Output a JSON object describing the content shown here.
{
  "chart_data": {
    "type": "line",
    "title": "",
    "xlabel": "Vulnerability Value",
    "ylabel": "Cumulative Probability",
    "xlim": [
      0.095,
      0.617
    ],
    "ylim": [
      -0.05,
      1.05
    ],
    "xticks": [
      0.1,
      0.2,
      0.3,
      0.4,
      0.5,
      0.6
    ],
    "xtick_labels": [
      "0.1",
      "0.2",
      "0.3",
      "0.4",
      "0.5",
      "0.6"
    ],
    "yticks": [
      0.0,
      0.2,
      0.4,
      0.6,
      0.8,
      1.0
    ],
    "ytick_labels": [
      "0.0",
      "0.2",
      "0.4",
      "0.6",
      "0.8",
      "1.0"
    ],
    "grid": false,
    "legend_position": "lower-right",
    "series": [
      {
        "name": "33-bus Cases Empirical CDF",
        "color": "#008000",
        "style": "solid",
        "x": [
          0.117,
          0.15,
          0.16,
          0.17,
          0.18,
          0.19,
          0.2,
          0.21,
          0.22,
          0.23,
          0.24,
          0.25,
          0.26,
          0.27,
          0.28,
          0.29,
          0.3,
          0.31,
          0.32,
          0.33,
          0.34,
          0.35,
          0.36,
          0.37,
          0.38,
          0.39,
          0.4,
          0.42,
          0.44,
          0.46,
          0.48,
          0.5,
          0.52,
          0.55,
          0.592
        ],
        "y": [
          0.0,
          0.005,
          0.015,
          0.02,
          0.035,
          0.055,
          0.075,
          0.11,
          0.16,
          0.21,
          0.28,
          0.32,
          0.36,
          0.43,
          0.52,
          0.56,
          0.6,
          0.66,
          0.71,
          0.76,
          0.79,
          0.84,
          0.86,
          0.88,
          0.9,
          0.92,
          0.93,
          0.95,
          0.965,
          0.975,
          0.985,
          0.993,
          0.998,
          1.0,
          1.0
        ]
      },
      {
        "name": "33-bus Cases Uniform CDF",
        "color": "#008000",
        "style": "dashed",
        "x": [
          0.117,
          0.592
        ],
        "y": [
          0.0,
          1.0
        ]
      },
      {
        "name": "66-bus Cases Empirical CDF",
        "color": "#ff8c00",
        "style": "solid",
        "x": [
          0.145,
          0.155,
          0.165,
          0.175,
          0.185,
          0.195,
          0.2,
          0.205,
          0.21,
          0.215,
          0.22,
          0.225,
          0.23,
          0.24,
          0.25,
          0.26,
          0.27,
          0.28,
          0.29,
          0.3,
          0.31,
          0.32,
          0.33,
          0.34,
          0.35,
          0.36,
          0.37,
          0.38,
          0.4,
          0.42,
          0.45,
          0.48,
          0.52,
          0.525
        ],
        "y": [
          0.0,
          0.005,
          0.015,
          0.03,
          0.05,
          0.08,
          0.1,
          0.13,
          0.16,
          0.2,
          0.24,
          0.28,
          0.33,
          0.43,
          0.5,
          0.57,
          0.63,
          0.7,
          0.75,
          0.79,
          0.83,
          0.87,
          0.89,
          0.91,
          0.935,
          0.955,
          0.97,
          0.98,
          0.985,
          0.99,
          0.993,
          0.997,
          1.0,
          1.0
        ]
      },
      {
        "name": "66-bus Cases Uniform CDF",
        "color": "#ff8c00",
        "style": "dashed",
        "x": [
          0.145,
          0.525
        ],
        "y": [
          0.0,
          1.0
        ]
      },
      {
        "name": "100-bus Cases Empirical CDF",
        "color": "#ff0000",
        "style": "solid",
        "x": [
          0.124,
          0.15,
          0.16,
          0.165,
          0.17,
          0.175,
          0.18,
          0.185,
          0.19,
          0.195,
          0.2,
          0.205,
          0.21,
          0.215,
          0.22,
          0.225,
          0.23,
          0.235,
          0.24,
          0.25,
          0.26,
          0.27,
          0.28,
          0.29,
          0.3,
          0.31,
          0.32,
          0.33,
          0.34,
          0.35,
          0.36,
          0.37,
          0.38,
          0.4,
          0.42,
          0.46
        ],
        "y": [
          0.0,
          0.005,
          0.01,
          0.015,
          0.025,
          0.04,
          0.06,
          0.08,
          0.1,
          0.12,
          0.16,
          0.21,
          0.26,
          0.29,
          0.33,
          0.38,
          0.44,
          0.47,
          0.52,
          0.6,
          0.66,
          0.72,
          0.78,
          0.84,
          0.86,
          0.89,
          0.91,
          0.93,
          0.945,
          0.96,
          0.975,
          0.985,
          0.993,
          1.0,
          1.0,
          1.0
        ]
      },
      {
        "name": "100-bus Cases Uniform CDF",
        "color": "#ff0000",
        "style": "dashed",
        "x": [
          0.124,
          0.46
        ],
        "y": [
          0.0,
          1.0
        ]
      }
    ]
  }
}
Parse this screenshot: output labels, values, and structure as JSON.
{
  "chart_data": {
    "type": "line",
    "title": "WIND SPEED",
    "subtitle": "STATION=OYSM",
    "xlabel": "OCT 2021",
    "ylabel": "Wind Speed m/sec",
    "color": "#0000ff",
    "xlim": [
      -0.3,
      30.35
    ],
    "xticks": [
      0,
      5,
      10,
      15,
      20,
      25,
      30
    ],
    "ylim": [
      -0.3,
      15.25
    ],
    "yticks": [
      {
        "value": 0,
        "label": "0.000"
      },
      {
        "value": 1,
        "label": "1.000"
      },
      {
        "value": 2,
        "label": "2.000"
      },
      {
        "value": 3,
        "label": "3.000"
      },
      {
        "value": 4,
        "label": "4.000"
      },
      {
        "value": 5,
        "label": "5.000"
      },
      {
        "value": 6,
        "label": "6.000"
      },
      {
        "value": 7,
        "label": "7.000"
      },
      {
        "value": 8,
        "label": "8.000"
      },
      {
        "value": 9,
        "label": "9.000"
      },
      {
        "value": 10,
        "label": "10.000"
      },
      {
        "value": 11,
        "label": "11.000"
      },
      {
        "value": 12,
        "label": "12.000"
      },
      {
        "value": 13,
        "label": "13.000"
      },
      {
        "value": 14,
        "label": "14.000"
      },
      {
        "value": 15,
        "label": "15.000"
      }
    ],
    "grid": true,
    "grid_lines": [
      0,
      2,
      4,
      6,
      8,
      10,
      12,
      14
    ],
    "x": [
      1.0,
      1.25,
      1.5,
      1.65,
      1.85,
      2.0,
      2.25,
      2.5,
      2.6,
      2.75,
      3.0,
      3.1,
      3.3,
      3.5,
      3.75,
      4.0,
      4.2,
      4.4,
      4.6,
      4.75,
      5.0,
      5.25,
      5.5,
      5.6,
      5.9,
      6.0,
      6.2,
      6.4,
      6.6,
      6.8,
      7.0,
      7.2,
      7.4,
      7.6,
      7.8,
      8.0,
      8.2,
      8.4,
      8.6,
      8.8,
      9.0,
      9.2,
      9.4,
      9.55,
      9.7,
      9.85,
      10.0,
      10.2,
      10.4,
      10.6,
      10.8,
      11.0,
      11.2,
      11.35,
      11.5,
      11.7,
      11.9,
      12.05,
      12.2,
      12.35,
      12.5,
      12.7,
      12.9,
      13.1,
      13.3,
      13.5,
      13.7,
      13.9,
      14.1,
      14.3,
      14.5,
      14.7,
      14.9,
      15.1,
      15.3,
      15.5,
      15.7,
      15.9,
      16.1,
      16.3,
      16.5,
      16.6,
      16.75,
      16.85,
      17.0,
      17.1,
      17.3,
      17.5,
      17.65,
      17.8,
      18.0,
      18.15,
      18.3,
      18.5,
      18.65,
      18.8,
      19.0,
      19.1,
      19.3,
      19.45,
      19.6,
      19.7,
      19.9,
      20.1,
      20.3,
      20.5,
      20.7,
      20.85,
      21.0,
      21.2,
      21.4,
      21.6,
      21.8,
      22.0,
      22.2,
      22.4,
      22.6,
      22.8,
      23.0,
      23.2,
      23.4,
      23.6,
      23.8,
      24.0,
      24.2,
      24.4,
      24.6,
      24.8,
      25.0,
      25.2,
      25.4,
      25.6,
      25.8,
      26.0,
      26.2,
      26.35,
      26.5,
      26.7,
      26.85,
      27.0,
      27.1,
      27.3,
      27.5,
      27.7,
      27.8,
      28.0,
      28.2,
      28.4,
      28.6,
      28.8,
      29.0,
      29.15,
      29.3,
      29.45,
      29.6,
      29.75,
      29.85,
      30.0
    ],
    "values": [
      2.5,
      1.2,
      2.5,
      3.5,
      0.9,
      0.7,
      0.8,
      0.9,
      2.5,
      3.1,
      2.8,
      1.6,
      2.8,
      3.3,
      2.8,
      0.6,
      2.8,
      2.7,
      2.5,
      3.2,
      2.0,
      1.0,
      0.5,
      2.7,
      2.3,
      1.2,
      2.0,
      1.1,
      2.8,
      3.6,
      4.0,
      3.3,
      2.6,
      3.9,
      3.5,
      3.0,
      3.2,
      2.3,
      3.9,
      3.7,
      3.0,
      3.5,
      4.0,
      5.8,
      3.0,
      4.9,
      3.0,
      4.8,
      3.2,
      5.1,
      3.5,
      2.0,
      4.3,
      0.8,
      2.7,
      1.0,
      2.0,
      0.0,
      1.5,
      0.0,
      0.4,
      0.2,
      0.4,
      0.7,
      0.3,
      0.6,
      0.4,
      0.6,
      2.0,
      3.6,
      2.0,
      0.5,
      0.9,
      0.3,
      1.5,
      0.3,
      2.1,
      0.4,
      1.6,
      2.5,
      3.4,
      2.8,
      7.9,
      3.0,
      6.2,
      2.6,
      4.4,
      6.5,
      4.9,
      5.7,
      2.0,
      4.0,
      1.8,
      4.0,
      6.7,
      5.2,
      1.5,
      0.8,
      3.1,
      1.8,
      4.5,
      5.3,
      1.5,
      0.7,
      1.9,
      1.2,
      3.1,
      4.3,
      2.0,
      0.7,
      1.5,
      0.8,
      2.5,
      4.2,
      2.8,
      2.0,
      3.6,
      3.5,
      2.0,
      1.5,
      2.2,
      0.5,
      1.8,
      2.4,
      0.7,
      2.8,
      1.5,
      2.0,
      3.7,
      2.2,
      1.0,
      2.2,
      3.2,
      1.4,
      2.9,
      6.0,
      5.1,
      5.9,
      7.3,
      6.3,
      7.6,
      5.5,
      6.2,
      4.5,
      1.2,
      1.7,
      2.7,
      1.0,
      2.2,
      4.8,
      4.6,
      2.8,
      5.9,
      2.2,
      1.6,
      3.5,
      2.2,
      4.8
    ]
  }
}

··········

▶ **Do this**
Go through the records and copy each line with "JSON" in it.

▶ **Written solution**
Output a JSON object describing the content shown here.
Parse this screenshot: output labels, values, and structure as JSON.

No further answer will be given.